_TO DO_
Word for word, quote all of the material, omitting the pictures.

A block of data
____________

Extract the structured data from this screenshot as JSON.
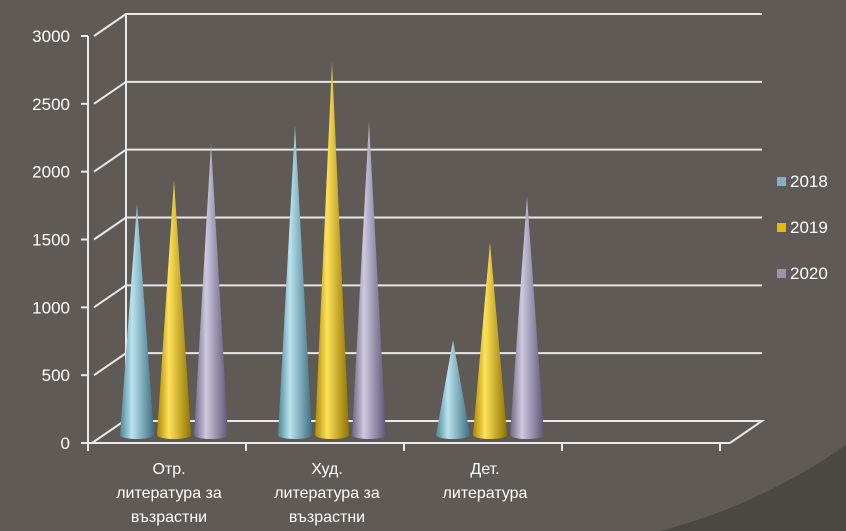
{
  "colors": {
    "background": "#5f5a55",
    "grid": "#e8e8e8"
  },
  "chart_data": {
    "type": "bar",
    "bar_shape": "cone-3d",
    "categories": [
      [
        "Отр.",
        "литература за",
        "възрастни"
      ],
      [
        "Худ.",
        "литература за",
        "възрастни"
      ],
      [
        "Дет.",
        "литература"
      ]
    ],
    "series": [
      {
        "name": "2018",
        "color": "#7fb3c3",
        "values": [
          1700,
          2280,
          700
        ]
      },
      {
        "name": "2019",
        "color": "#e2bd08",
        "values": [
          1880,
          2750,
          1420
        ]
      },
      {
        "name": "2020",
        "color": "#9c92b1",
        "values": [
          2150,
          2310,
          1760
        ]
      }
    ],
    "yticks": [
      0,
      500,
      1000,
      1500,
      2000,
      2500,
      3000
    ],
    "ylim": [
      0,
      3000
    ],
    "grid": true,
    "legend": "right",
    "title": "",
    "xlabel": "",
    "ylabel": ""
  }
}
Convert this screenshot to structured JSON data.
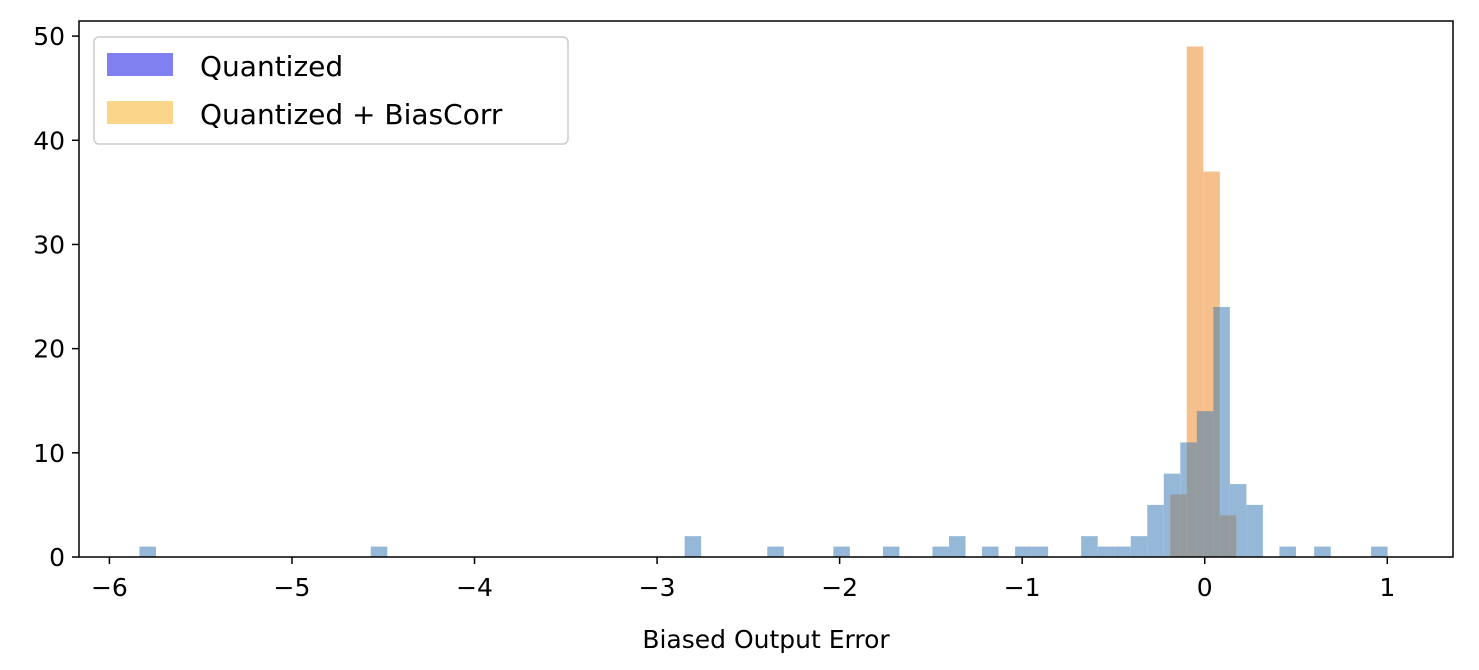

____________

_TASK RESULT_
Extract the structured data from this screenshot as JSON.
{
  "colors": {
    "background": "#5f5a55",
    "grid": "#e8e8e8"
  },
  "chart_data": {
    "type": "bar",
    "bar_shape": "cone-3d",
    "categories": [
      [
        "Отр.",
        "литература за",
        "възрастни"
      ],
      [
        "Худ.",
        "литература за",
        "възрастни"
      ],
      [
        "Дет.",
        "литература"
      ]
    ],
    "series": [
      {
        "name": "2018",
        "color": "#7fb3c3",
        "values": [
          1700,
          2280,
          700
        ]
      },
      {
        "name": "2019",
        "color": "#e2bd08",
        "values": [
          1880,
          2750,
          1420
        ]
      },
      {
        "name": "2020",
        "color": "#9c92b1",
        "values": [
          2150,
          2310,
          1760
        ]
      }
    ],
    "yticks": [
      0,
      500,
      1000,
      1500,
      2000,
      2500,
      3000
    ],
    "ylim": [
      0,
      3000
    ],
    "grid": true,
    "legend": "right",
    "title": "",
    "xlabel": "",
    "ylabel": ""
  }
}
Convert this screenshot to structured JSON data.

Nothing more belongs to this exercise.